* Start SOURCE DATA *

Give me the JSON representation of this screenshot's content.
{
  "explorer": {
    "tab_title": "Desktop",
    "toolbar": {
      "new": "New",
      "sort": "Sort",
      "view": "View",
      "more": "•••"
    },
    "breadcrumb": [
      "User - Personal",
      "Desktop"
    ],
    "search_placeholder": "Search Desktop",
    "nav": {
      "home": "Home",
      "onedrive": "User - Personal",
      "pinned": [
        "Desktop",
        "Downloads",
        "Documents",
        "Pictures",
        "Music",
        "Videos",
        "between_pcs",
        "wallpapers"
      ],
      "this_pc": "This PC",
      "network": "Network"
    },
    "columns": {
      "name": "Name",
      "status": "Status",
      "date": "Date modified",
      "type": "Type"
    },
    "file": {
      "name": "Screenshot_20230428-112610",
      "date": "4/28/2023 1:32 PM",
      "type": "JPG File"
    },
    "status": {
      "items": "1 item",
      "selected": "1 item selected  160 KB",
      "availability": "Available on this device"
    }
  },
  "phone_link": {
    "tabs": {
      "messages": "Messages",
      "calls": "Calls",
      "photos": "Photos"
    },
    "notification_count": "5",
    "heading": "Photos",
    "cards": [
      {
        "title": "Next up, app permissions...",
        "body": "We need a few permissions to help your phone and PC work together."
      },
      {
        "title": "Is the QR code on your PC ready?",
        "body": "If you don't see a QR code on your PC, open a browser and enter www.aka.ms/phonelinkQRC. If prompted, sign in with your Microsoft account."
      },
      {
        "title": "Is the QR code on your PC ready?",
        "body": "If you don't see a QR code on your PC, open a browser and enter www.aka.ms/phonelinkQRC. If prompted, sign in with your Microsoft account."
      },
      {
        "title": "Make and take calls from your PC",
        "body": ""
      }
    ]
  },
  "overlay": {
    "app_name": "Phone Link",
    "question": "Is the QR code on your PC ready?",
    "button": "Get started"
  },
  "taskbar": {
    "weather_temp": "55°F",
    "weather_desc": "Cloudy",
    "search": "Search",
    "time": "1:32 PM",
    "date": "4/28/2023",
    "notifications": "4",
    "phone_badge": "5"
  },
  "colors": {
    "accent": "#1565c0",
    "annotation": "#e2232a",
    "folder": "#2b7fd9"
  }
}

* End SOURCE DATA *

▸ TASK OBJECTIVE
Faithfully transcribe the whole of the data.

▸ ANSWER IN FULL
Give me the JSON representation of this screenshot's content.
{
  "explorer": {
    "tab_title": "Desktop",
    "toolbar": {
      "new": "New",
      "sort": "Sort",
      "view": "View",
      "more": "•••"
    },
    "breadcrumb": [
      "User - Personal",
      "Desktop"
    ],
    "search_placeholder": "Search Desktop",
    "nav": {
      "home": "Home",
      "onedrive": "User - Personal",
      "pinned": [
        "Desktop",
        "Downloads",
        "Documents",
        "Pictures",
        "Music",
        "Videos",
        "between_pcs",
        "wallpapers"
      ],
      "this_pc": "This PC",
      "network": "Network"
    },
    "columns": {
      "name": "Name",
      "status": "Status",
      "date": "Date modified",
      "type": "Type"
    },
    "file": {
      "name": "Screenshot_20230428-112610",
      "date": "4/28/2023 1:32 PM",
      "type": "JPG File"
    },
    "status": {
      "items": "1 item",
      "selected": "1 item selected  160 KB",
      "availability": "Available on this device"
    }
  },
  "phone_link": {
    "tabs": {
      "messages": "Messages",
      "calls": "Calls",
      "photos": "Photos"
    },
    "notification_count": "5",
    "heading": "Photos",
    "cards": [
      {
        "title": "Next up, app permissions...",
        "body": "We need a few permissions to help your phone and PC work together."
      },
      {
        "title": "Is the QR code on your PC ready?",
        "body": "If you don't see a QR code on your PC, open a browser and enter www.aka.ms/phonelinkQRC. If prompted, sign in with your Microsoft account."
      },
      {
        "title": "Is the QR code on your PC ready?",
        "body": "If you don't see a QR code on your PC, open a browser and enter www.aka.ms/phonelinkQRC. If prompted, sign in with your Microsoft account."
      },
      {
        "title": "Make and take calls from your PC",
        "body": ""
      }
    ]
  },
  "overlay": {
    "app_name": "Phone Link",
    "question": "Is the QR code on your PC ready?",
    "button": "Get started"
  },
  "taskbar": {
    "weather_temp": "55°F",
    "weather_desc": "Cloudy",
    "search": "Search",
    "time": "1:32 PM",
    "date": "4/28/2023",
    "notifications": "4",
    "phone_badge": "5"
  },
  "colors": {
    "accent": "#1565c0",
    "annotation": "#e2232a",
    "folder": "#2b7fd9"
  }
}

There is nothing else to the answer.